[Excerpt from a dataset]
+ + + +

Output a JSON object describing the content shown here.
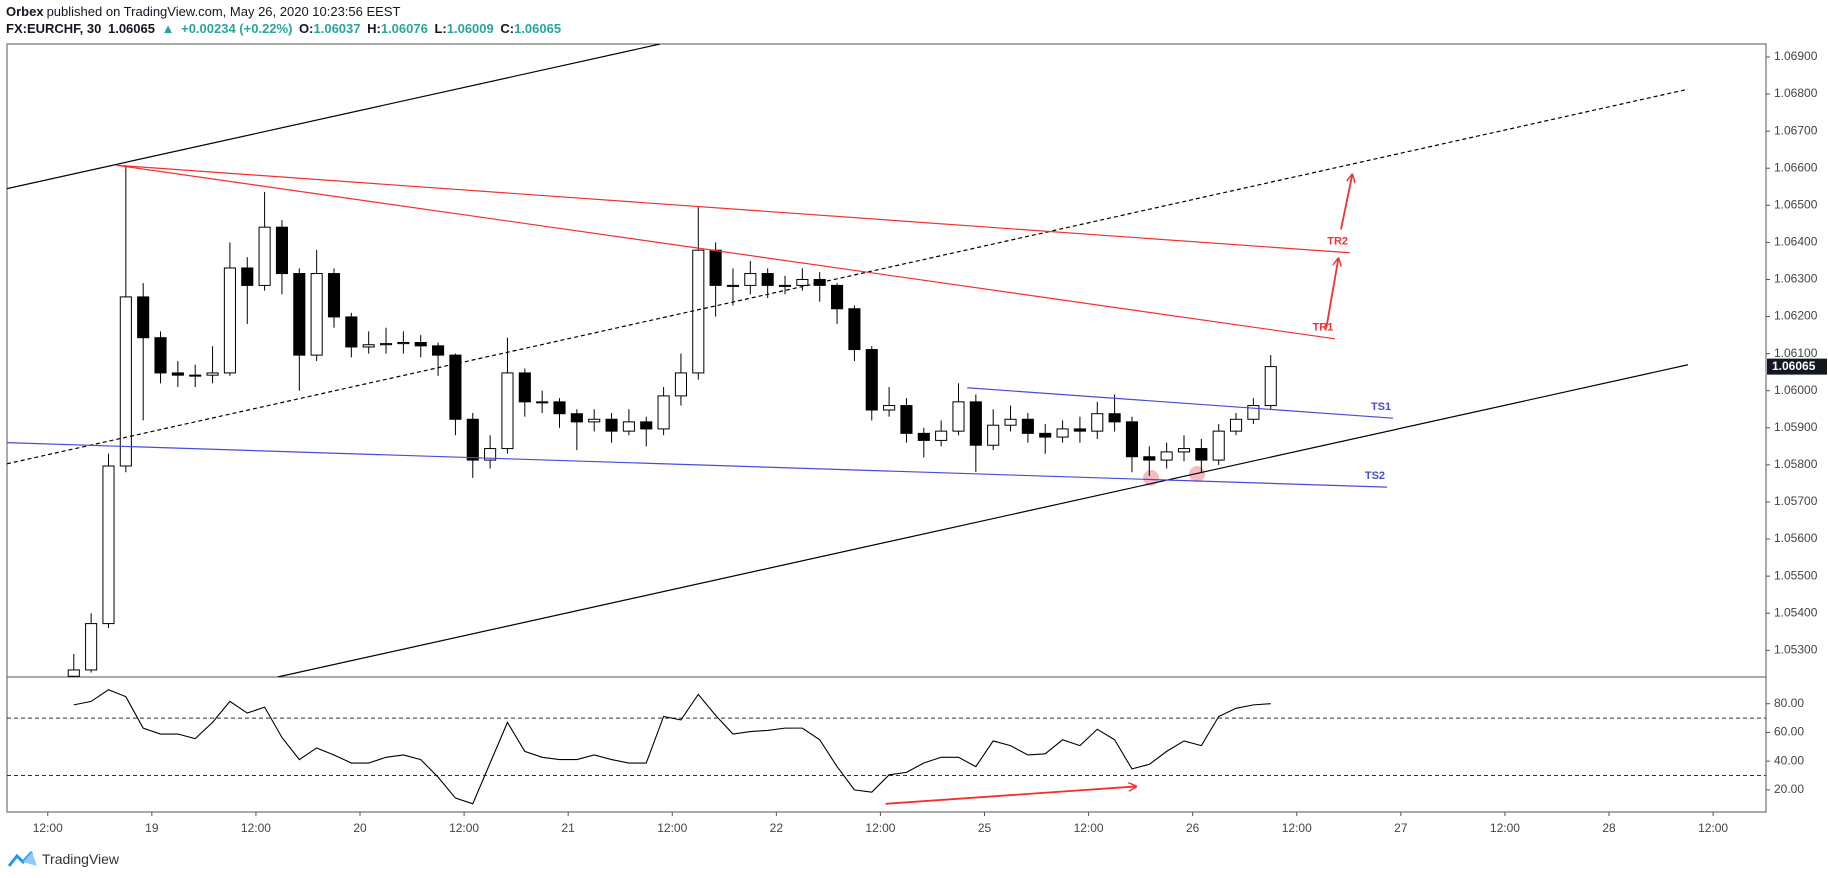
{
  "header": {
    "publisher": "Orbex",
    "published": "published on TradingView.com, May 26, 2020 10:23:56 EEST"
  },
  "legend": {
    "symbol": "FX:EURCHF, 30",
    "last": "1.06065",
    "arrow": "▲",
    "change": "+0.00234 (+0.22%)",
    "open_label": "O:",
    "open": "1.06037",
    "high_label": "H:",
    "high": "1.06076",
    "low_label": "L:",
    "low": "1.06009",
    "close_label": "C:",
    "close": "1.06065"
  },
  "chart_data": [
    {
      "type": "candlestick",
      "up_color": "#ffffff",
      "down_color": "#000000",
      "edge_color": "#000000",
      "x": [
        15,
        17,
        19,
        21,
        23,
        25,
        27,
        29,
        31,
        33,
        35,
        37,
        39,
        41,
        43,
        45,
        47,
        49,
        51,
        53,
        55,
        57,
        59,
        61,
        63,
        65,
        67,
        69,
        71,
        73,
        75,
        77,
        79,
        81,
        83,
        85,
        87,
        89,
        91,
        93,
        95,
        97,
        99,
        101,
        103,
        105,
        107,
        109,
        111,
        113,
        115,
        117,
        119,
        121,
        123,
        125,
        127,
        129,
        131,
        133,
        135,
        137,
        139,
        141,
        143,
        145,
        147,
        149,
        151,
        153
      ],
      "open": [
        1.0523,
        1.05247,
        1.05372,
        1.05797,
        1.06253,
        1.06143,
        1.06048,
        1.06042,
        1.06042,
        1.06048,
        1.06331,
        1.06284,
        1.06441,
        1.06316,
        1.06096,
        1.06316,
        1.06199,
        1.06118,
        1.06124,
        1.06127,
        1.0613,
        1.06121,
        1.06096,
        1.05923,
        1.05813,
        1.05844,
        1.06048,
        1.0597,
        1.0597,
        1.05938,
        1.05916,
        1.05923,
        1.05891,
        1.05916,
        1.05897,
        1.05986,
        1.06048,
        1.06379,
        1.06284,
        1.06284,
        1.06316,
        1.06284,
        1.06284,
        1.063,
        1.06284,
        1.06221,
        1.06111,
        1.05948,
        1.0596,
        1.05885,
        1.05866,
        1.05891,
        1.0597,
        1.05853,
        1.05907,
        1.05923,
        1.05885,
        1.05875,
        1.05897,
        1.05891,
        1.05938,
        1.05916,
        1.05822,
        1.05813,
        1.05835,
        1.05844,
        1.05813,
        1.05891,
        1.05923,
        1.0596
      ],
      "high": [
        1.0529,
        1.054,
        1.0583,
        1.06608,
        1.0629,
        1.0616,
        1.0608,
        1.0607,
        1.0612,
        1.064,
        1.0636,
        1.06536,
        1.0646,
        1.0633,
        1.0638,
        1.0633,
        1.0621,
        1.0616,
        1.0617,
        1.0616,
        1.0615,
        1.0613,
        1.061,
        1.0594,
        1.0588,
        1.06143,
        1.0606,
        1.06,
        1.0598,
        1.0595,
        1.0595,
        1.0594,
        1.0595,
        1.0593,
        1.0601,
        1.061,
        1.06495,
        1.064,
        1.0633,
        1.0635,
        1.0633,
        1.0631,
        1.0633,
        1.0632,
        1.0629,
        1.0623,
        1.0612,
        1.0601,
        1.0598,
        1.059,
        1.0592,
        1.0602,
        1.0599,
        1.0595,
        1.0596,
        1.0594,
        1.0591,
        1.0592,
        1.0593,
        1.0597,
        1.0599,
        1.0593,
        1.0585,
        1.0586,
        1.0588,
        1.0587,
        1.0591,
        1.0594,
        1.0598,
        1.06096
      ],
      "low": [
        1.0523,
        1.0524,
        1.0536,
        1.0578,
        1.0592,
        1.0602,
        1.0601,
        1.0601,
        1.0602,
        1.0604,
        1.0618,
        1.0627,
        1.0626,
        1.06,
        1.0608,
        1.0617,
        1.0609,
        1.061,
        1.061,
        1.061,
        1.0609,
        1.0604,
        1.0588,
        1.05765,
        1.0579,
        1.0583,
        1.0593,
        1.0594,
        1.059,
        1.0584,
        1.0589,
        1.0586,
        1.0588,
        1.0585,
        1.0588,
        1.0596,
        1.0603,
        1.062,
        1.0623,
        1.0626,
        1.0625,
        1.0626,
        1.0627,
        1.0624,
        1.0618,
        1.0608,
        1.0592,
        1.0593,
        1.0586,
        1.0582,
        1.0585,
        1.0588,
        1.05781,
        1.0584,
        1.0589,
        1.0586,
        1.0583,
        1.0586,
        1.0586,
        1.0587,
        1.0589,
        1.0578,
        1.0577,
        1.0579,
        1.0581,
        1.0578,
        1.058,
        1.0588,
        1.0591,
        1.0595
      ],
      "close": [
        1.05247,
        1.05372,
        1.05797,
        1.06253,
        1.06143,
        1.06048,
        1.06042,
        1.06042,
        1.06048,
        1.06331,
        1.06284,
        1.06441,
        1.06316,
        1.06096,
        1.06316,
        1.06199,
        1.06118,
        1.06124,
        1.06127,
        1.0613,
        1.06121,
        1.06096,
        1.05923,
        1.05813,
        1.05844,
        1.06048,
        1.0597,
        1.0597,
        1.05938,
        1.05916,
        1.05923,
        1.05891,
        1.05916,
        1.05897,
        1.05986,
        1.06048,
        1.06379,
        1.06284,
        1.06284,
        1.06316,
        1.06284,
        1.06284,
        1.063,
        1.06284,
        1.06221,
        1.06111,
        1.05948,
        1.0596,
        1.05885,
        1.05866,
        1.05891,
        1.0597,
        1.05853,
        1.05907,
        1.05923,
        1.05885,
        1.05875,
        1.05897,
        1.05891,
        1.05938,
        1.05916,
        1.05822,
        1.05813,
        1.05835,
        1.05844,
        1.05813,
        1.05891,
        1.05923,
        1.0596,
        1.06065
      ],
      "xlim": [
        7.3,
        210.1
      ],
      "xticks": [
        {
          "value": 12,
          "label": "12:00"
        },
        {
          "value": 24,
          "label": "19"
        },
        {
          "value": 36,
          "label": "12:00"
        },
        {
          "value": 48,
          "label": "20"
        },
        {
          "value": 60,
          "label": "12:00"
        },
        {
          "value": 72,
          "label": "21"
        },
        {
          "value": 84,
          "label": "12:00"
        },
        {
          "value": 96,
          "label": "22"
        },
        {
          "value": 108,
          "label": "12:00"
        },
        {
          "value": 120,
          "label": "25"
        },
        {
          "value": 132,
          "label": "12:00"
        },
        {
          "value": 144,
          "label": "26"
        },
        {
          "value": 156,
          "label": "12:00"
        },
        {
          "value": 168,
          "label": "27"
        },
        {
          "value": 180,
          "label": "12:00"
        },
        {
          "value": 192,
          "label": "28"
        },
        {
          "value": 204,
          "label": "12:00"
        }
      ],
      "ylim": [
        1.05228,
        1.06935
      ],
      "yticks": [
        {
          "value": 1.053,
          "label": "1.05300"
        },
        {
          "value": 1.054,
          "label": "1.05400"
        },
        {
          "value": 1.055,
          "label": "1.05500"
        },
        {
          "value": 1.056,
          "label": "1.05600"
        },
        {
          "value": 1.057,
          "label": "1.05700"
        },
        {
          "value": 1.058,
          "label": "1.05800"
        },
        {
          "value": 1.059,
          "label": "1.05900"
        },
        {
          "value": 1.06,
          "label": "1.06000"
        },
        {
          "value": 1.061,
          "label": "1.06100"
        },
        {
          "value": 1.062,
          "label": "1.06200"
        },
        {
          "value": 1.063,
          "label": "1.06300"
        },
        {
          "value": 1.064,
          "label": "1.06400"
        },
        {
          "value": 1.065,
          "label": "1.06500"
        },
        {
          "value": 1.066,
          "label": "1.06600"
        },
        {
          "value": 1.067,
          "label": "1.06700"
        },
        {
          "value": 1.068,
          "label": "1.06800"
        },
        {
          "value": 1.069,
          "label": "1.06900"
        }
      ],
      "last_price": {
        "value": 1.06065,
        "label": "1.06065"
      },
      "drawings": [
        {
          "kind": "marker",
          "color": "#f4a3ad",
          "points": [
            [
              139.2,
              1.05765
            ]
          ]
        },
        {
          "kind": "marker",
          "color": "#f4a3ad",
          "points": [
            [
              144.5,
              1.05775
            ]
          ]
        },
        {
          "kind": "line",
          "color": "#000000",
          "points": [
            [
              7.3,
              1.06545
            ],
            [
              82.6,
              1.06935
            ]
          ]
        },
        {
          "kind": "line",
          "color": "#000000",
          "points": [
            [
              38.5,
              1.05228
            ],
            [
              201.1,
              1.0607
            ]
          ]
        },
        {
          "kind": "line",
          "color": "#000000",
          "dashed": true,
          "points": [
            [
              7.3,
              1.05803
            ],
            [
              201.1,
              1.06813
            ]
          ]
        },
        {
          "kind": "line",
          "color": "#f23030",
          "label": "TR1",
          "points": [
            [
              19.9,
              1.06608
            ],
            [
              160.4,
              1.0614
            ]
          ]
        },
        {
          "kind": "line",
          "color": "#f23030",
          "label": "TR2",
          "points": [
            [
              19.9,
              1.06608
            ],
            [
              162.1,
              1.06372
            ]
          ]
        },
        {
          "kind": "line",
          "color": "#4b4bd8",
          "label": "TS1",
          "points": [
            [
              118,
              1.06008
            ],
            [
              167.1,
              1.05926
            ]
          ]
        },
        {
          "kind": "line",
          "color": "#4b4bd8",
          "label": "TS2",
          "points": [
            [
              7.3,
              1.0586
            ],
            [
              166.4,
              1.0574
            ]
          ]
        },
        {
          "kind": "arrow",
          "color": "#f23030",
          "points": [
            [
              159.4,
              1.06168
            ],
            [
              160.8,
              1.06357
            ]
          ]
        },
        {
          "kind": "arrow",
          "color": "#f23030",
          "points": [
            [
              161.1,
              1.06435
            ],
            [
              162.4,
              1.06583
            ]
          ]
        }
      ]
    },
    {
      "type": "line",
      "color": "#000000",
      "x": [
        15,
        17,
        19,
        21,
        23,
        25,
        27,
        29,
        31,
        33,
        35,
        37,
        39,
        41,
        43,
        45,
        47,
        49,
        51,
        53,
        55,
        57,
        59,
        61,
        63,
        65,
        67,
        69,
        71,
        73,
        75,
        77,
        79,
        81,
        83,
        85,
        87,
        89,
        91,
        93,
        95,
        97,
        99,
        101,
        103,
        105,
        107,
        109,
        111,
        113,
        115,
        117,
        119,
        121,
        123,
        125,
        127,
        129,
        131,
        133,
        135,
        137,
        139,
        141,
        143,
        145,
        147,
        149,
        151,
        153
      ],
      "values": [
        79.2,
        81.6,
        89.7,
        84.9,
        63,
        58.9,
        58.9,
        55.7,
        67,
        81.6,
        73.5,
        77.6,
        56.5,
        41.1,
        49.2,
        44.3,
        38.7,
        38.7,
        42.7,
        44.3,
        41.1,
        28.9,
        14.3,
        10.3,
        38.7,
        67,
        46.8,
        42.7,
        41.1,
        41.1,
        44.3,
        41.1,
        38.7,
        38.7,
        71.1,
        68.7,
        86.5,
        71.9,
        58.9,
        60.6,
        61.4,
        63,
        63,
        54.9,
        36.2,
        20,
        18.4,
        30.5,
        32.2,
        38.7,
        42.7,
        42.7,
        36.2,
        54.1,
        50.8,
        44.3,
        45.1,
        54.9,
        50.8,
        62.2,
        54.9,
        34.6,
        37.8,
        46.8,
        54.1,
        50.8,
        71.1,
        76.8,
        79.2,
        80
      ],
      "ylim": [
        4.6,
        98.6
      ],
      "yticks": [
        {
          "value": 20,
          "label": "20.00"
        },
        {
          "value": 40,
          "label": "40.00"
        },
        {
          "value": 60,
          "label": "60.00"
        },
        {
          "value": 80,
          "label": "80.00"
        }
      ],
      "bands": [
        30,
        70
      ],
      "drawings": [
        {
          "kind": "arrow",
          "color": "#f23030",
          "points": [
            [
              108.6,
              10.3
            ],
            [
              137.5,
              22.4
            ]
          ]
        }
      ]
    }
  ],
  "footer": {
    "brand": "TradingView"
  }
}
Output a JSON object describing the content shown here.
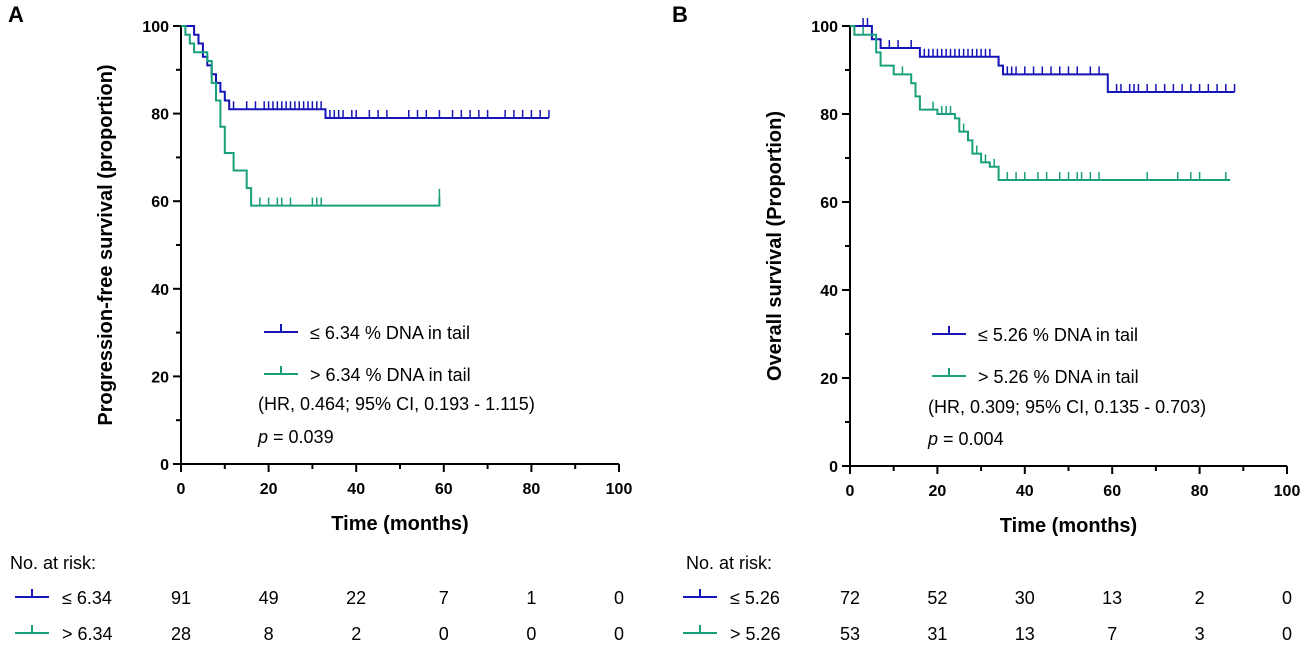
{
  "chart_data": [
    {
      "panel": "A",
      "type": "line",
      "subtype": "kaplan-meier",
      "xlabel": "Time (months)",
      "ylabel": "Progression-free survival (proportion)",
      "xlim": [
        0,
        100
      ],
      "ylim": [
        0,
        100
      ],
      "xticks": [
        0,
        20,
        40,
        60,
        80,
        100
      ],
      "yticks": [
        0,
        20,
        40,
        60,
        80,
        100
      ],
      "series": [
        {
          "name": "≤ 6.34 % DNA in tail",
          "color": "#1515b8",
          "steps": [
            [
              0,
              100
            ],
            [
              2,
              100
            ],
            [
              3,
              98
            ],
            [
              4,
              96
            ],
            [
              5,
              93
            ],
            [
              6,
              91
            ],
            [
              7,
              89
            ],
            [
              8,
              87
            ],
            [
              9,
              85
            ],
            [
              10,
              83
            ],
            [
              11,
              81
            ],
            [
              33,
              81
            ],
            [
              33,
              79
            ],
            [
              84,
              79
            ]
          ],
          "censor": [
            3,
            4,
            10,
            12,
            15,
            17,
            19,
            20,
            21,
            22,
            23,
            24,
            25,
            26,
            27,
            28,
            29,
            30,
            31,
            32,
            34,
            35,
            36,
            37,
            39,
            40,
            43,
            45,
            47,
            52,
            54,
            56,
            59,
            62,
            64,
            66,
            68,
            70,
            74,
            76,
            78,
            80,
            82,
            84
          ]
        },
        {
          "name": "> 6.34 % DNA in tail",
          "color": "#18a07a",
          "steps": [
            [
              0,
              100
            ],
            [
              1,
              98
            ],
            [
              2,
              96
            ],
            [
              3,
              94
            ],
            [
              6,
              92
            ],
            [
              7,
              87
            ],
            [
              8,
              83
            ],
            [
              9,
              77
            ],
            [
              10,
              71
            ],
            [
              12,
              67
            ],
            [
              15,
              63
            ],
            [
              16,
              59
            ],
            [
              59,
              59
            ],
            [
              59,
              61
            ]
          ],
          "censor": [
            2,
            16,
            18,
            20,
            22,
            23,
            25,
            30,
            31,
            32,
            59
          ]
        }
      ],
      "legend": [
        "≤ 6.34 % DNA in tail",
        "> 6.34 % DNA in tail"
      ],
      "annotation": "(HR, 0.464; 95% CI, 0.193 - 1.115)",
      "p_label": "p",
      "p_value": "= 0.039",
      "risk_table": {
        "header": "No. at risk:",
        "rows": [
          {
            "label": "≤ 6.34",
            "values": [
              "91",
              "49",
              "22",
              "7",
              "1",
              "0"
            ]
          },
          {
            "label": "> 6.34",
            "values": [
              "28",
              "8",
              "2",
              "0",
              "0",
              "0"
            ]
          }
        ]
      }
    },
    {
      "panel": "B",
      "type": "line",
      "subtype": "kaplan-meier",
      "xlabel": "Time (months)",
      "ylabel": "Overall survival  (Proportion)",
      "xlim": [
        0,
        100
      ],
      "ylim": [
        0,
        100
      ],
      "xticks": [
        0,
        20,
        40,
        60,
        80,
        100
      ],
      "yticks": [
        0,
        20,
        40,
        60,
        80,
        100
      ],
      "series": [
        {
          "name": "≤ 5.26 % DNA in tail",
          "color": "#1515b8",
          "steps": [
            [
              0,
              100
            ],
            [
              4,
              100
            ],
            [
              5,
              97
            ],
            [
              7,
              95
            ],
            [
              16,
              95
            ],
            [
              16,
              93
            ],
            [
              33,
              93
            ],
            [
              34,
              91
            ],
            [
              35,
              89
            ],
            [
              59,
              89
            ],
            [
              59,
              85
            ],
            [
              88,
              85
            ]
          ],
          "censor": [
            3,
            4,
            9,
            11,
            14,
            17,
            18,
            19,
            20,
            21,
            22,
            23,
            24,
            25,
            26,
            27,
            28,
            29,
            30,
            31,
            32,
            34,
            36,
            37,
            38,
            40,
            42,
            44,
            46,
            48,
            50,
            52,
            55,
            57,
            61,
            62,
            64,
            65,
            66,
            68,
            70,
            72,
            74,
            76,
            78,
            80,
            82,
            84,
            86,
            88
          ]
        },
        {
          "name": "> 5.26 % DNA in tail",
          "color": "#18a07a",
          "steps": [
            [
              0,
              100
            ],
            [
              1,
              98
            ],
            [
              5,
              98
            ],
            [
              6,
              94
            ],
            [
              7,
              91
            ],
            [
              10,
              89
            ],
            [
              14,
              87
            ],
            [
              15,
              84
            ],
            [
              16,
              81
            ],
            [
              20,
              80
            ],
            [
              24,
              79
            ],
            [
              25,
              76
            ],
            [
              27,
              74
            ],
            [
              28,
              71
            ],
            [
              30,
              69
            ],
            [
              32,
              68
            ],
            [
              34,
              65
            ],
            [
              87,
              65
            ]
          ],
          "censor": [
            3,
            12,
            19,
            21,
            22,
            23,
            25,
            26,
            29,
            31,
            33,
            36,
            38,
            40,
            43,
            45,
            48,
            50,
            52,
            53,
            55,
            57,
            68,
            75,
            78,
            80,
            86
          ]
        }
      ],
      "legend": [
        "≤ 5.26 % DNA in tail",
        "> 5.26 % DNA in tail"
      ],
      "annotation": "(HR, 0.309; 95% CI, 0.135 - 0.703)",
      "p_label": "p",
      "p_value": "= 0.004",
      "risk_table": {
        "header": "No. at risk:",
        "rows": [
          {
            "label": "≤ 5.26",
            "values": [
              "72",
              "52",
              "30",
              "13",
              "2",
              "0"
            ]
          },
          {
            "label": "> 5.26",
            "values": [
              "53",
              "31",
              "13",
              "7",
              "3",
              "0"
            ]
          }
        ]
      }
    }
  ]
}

+ + + +

■ **Work required**:
Copy all lines from the material that contain "tail".

■ **Answer to the exercise**:
          "name": "≤ 6.34 % DNA in tail",
          "name": "> 6.34 % DNA in tail",
        "≤ 6.34 % DNA in tail",
        "> 6.34 % DNA in tail"
          "name": "≤ 5.26 % DNA in tail",
          "name": "> 5.26 % DNA in tail",
        "≤ 5.26 % DNA in tail",
        "> 5.26 % DNA in tail"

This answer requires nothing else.